Extract the listing in its entirety, keeping each line identical to the original.

--- GIVEN INFORMATION ---

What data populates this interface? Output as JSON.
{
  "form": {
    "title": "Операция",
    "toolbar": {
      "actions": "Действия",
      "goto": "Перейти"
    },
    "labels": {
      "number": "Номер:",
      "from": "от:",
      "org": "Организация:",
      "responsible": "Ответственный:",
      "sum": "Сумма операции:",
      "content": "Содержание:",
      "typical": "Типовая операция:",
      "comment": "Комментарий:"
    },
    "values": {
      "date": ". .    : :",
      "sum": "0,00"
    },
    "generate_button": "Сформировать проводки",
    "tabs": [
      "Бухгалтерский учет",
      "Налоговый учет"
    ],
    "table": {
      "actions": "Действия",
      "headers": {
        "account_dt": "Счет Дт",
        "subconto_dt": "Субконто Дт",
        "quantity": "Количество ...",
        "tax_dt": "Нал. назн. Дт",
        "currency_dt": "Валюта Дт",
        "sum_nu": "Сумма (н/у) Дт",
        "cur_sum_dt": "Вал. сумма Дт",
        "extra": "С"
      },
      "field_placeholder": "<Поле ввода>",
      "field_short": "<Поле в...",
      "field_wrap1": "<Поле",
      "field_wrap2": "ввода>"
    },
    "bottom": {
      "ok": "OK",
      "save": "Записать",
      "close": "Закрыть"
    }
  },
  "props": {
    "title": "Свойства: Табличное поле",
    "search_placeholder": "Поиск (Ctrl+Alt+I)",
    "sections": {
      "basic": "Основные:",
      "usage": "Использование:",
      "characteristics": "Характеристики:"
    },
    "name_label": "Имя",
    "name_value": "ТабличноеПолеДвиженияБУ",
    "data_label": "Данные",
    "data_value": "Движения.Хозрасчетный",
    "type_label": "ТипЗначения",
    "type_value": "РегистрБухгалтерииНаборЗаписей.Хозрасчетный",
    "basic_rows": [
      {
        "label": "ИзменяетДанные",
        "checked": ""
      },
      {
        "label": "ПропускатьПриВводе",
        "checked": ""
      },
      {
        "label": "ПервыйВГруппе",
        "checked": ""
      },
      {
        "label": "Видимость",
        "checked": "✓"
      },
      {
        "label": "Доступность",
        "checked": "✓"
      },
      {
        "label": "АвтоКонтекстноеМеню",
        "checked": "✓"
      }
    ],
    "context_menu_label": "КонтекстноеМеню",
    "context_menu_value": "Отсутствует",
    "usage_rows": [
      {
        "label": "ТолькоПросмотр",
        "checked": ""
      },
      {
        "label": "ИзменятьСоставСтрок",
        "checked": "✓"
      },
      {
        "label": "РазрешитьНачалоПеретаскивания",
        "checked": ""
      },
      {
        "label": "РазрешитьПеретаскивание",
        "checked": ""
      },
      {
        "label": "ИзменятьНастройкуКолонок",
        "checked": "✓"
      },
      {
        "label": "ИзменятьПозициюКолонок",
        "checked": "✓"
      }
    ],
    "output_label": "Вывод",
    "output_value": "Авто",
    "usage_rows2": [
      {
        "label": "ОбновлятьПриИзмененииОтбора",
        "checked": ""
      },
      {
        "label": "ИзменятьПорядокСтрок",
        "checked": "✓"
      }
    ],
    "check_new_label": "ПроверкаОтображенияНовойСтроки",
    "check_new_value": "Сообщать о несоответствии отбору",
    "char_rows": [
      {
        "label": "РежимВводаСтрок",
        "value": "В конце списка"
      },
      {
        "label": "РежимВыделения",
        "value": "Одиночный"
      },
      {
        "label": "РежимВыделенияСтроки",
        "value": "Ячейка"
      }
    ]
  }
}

---

**REPLY:**
What data populates this interface? Output as JSON.
{
  "form": {
    "title": "Операция",
    "toolbar": {
      "actions": "Действия",
      "goto": "Перейти"
    },
    "labels": {
      "number": "Номер:",
      "from": "от:",
      "org": "Организация:",
      "responsible": "Ответственный:",
      "sum": "Сумма операции:",
      "content": "Содержание:",
      "typical": "Типовая операция:",
      "comment": "Комментарий:"
    },
    "values": {
      "date": ". .    : :",
      "sum": "0,00"
    },
    "generate_button": "Сформировать проводки",
    "tabs": [
      "Бухгалтерский учет",
      "Налоговый учет"
    ],
    "table": {
      "actions": "Действия",
      "headers": {
        "account_dt": "Счет Дт",
        "subconto_dt": "Субконто Дт",
        "quantity": "Количество ...",
        "tax_dt": "Нал. назн. Дт",
        "currency_dt": "Валюта Дт",
        "sum_nu": "Сумма (н/у) Дт",
        "cur_sum_dt": "Вал. сумма Дт",
        "extra": "С"
      },
      "field_placeholder": "<Поле ввода>",
      "field_short": "<Поле в...",
      "field_wrap1": "<Поле",
      "field_wrap2": "ввода>"
    },
    "bottom": {
      "ok": "OK",
      "save": "Записать",
      "close": "Закрыть"
    }
  },
  "props": {
    "title": "Свойства: Табличное поле",
    "search_placeholder": "Поиск (Ctrl+Alt+I)",
    "sections": {
      "basic": "Основные:",
      "usage": "Использование:",
      "characteristics": "Характеристики:"
    },
    "name_label": "Имя",
    "name_value": "ТабличноеПолеДвиженияБУ",
    "data_label": "Данные",
    "data_value": "Движения.Хозрасчетный",
    "type_label": "ТипЗначения",
    "type_value": "РегистрБухгалтерииНаборЗаписей.Хозрасчетный",
    "basic_rows": [
      {
        "label": "ИзменяетДанные",
        "checked": ""
      },
      {
        "label": "ПропускатьПриВводе",
        "checked": ""
      },
      {
        "label": "ПервыйВГруппе",
        "checked": ""
      },
      {
        "label": "Видимость",
        "checked": "✓"
      },
      {
        "label": "Доступность",
        "checked": "✓"
      },
      {
        "label": "АвтоКонтекстноеМеню",
        "checked": "✓"
      }
    ],
    "context_menu_label": "КонтекстноеМеню",
    "context_menu_value": "Отсутствует",
    "usage_rows": [
      {
        "label": "ТолькоПросмотр",
        "checked": ""
      },
      {
        "label": "ИзменятьСоставСтрок",
        "checked": "✓"
      },
      {
        "label": "РазрешитьНачалоПеретаскивания",
        "checked": ""
      },
      {
        "label": "РазрешитьПеретаскивание",
        "checked": ""
      },
      {
        "label": "ИзменятьНастройкуКолонок",
        "checked": "✓"
      },
      {
        "label": "ИзменятьПозициюКолонок",
        "checked": "✓"
      }
    ],
    "output_label": "Вывод",
    "output_value": "Авто",
    "usage_rows2": [
      {
        "label": "ОбновлятьПриИзмененииОтбора",
        "checked": ""
      },
      {
        "label": "ИзменятьПорядокСтрок",
        "checked": "✓"
      }
    ],
    "check_new_label": "ПроверкаОтображенияНовойСтроки",
    "check_new_value": "Сообщать о несоответствии отбору",
    "char_rows": [
      {
        "label": "РежимВводаСтрок",
        "value": "В конце списка"
      },
      {
        "label": "РежимВыделения",
        "value": "Одиночный"
      },
      {
        "label": "РежимВыделенияСтроки",
        "value": "Ячейка"
      }
    ]
  }
}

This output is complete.